>> begin Excerpted records

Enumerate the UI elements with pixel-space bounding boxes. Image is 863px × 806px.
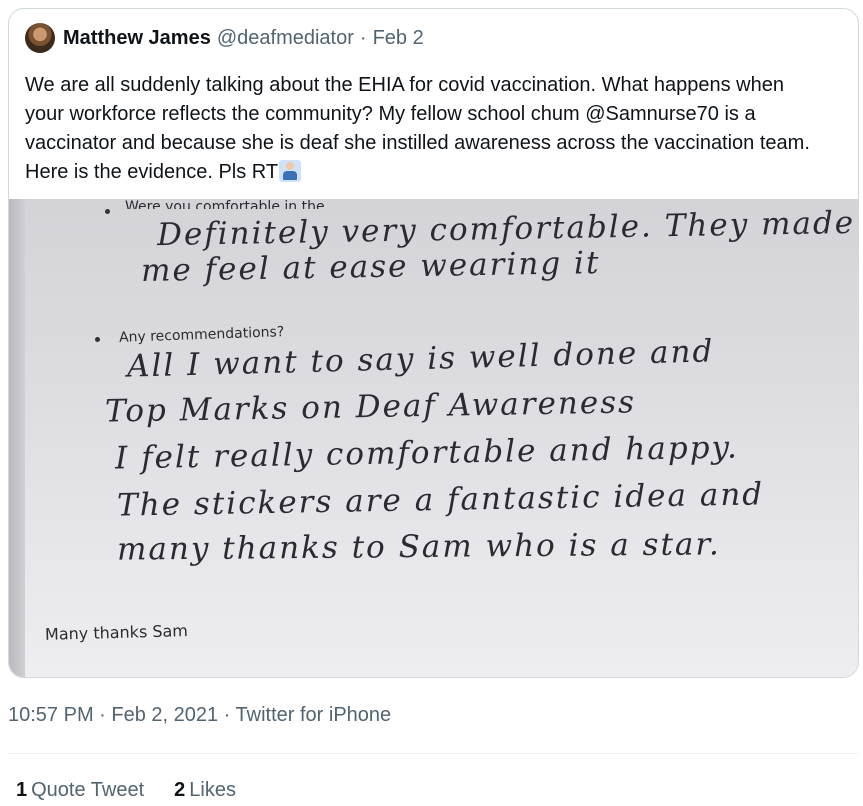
signoff: Many thanks Sam <box>44 621 189 644</box>
author-name[interactable]: Matthew James <box>63 27 211 50</box>
quote-tweets-stat[interactable]: 1 Quote Tweet <box>16 779 144 802</box>
tweet-timestamp[interactable]: 10:57 PM · Feb 2, 2021 · Twitter for iPh… <box>8 704 391 727</box>
handwritten-line: Top Marks on Deaf Awareness <box>104 384 637 430</box>
quote-label: Quote Tweet <box>31 779 145 801</box>
handwritten-line: I felt really comfortable and happy. <box>114 429 740 477</box>
printed-question-2: Any recommendations? <box>118 324 285 346</box>
avatar[interactable] <box>25 23 55 53</box>
quote-count: 1 <box>16 779 28 801</box>
divider <box>8 753 859 754</box>
author-handle[interactable]: @deafmediator <box>217 27 354 50</box>
handwritten-line: The stickers are a fantastic idea and <box>116 476 765 524</box>
like-label: Likes <box>189 779 236 801</box>
paper-edge <box>9 199 25 677</box>
tweet-text: We are all suddenly talking about the EH… <box>25 71 825 187</box>
tweet-header: Matthew James @deafmediator · Feb 2 <box>25 23 424 53</box>
man-gesturing-emoji-icon <box>279 160 302 182</box>
tweet-date[interactable]: Feb 2 <box>373 27 424 50</box>
handwritten-line: me feel at ease wearing it <box>140 244 601 290</box>
meta-separator: · <box>359 26 367 49</box>
bullet-icon <box>95 337 100 342</box>
bullet-icon <box>105 209 110 214</box>
printed-question-1: Were you comfortable in the <box>125 199 325 215</box>
tweet-stats: 1 Quote Tweet 2 Likes <box>16 779 266 802</box>
likes-stat[interactable]: 2 Likes <box>174 779 236 802</box>
tweet-photo[interactable]: Were you comfortable in the Definitely v… <box>9 199 858 677</box>
handwritten-line: many thanks to Sam who is a star. <box>116 526 721 568</box>
tweet-card[interactable]: Matthew James @deafmediator · Feb 2 We a… <box>8 8 859 678</box>
tweet-body: We are all suddenly talking about the EH… <box>25 74 810 183</box>
like-count: 2 <box>174 779 186 801</box>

>> end Excerpted records

Task statement:
Reproduce every line of the material above without any changes, leaving out the picture.

Expected output:
Enumerate the UI elements with pixel-space bounding boxes. Image is 863px × 806px.
signoff: Many thanks Sam <box>44 621 189 644</box>
author-name[interactable]: Matthew James <box>63 27 211 50</box>
quote-tweets-stat[interactable]: 1 Quote Tweet <box>16 779 144 802</box>
tweet-timestamp[interactable]: 10:57 PM · Feb 2, 2021 · Twitter for iPh… <box>8 704 391 727</box>
handwritten-line: Top Marks on Deaf Awareness <box>104 384 637 430</box>
quote-label: Quote Tweet <box>31 779 145 801</box>
handwritten-line: I felt really comfortable and happy. <box>114 429 740 477</box>
printed-question-2: Any recommendations? <box>118 324 285 346</box>
avatar[interactable] <box>25 23 55 53</box>
quote-count: 1 <box>16 779 28 801</box>
divider <box>8 753 859 754</box>
author-handle[interactable]: @deafmediator <box>217 27 354 50</box>
handwritten-line: The stickers are a fantastic idea and <box>116 476 765 524</box>
like-label: Likes <box>189 779 236 801</box>
paper-edge <box>9 199 25 677</box>
tweet-text: We are all suddenly talking about the EH… <box>25 71 825 187</box>
tweet-header: Matthew James @deafmediator · Feb 2 <box>25 23 424 53</box>
man-gesturing-emoji-icon <box>279 160 302 182</box>
tweet-date[interactable]: Feb 2 <box>373 27 424 50</box>
handwritten-line: me feel at ease wearing it <box>140 244 601 290</box>
meta-separator: · <box>359 26 367 49</box>
bullet-icon <box>95 337 100 342</box>
bullet-icon <box>105 209 110 214</box>
printed-question-1: Were you comfortable in the <box>125 199 325 215</box>
tweet-stats: 1 Quote Tweet 2 Likes <box>16 779 266 802</box>
likes-stat[interactable]: 2 Likes <box>174 779 236 802</box>
tweet-photo[interactable]: Were you comfortable in the Definitely v… <box>9 199 858 677</box>
handwritten-line: many thanks to Sam who is a star. <box>116 526 721 568</box>
tweet-card[interactable]: Matthew James @deafmediator · Feb 2 We a… <box>8 8 859 678</box>
tweet-body: We are all suddenly talking about the EH… <box>25 74 810 183</box>
like-count: 2 <box>174 779 186 801</box>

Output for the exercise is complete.